Collection entries:
════

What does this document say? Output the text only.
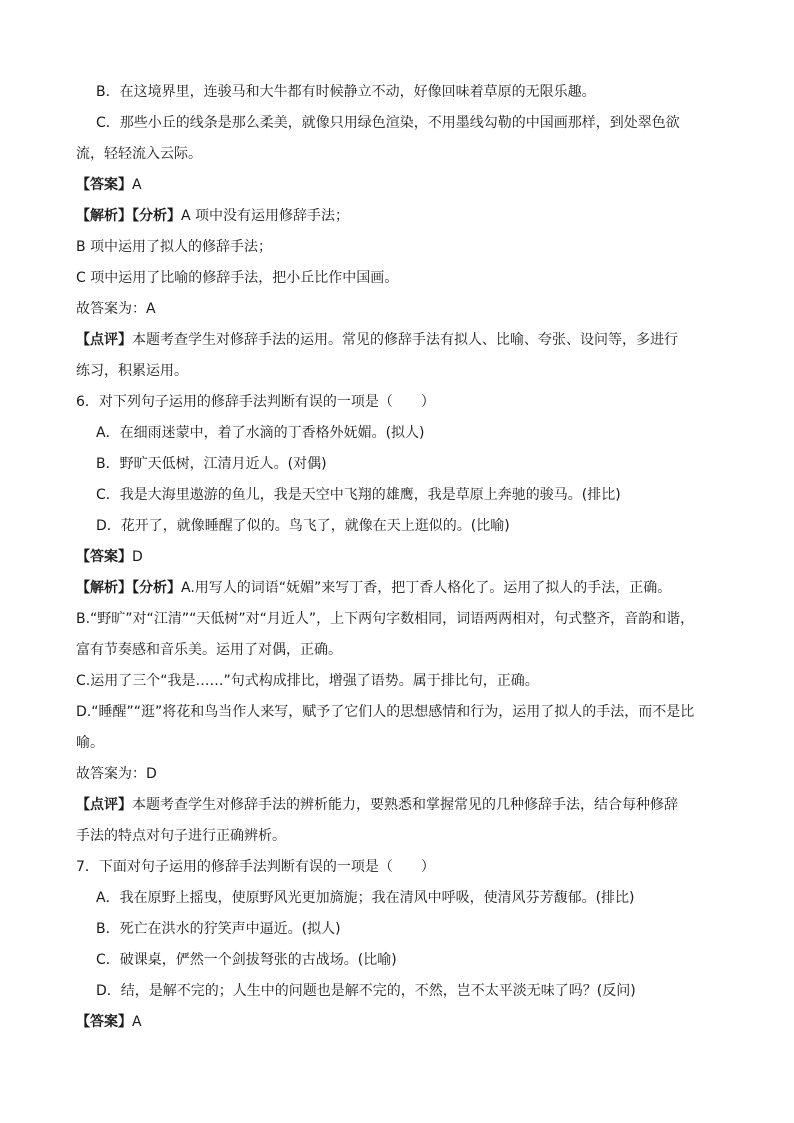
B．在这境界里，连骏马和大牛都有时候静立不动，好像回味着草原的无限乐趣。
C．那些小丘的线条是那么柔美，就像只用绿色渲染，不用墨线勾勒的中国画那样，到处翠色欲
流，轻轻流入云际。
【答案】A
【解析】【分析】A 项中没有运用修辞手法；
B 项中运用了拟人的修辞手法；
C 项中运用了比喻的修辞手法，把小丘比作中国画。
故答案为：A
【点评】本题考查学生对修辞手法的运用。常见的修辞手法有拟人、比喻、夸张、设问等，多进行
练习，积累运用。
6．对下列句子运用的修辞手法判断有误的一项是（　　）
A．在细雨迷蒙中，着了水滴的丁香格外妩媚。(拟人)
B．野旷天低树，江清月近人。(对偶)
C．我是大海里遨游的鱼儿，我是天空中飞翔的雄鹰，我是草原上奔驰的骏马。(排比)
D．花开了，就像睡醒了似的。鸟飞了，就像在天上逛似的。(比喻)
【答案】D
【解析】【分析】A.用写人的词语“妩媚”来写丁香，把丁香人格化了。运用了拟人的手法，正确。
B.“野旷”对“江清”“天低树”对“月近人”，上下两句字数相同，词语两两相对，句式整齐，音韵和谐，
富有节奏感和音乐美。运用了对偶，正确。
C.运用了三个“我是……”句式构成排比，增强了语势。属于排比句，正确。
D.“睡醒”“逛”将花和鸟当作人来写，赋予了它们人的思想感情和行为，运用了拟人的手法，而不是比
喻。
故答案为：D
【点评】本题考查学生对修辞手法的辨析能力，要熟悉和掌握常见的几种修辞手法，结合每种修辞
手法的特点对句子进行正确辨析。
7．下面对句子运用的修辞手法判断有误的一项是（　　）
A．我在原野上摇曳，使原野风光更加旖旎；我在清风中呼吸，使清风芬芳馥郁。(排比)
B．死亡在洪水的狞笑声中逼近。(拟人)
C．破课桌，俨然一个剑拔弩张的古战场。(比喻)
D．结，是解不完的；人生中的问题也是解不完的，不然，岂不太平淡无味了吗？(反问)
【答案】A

════

## Prompt
Reproduce each entry precisely, dropping only the pictures.

## Completed task
What does this document say? Output the text only.
B．在这境界里，连骏马和大牛都有时候静立不动，好像回味着草原的无限乐趣。
C．那些小丘的线条是那么柔美，就像只用绿色渲染，不用墨线勾勒的中国画那样，到处翠色欲
流，轻轻流入云际。
【答案】A
【解析】【分析】A 项中没有运用修辞手法；
B 项中运用了拟人的修辞手法；
C 项中运用了比喻的修辞手法，把小丘比作中国画。
故答案为：A
【点评】本题考查学生对修辞手法的运用。常见的修辞手法有拟人、比喻、夸张、设问等，多进行
练习，积累运用。
6．对下列句子运用的修辞手法判断有误的一项是（　　）
A．在细雨迷蒙中，着了水滴的丁香格外妩媚。(拟人)
B．野旷天低树，江清月近人。(对偶)
C．我是大海里遨游的鱼儿，我是天空中飞翔的雄鹰，我是草原上奔驰的骏马。(排比)
D．花开了，就像睡醒了似的。鸟飞了，就像在天上逛似的。(比喻)
【答案】D
【解析】【分析】A.用写人的词语“妩媚”来写丁香，把丁香人格化了。运用了拟人的手法，正确。
B.“野旷”对“江清”“天低树”对“月近人”，上下两句字数相同，词语两两相对，句式整齐，音韵和谐，
富有节奏感和音乐美。运用了对偶，正确。
C.运用了三个“我是……”句式构成排比，增强了语势。属于排比句，正确。
D.“睡醒”“逛”将花和鸟当作人来写，赋予了它们人的思想感情和行为，运用了拟人的手法，而不是比
喻。
故答案为：D
【点评】本题考查学生对修辞手法的辨析能力，要熟悉和掌握常见的几种修辞手法，结合每种修辞
手法的特点对句子进行正确辨析。
7．下面对句子运用的修辞手法判断有误的一项是（　　）
A．我在原野上摇曳，使原野风光更加旖旎；我在清风中呼吸，使清风芬芳馥郁。(排比)
B．死亡在洪水的狞笑声中逼近。(拟人)
C．破课桌，俨然一个剑拔弩张的古战场。(比喻)
D．结，是解不完的；人生中的问题也是解不完的，不然，岂不太平淡无味了吗？(反问)
【答案】A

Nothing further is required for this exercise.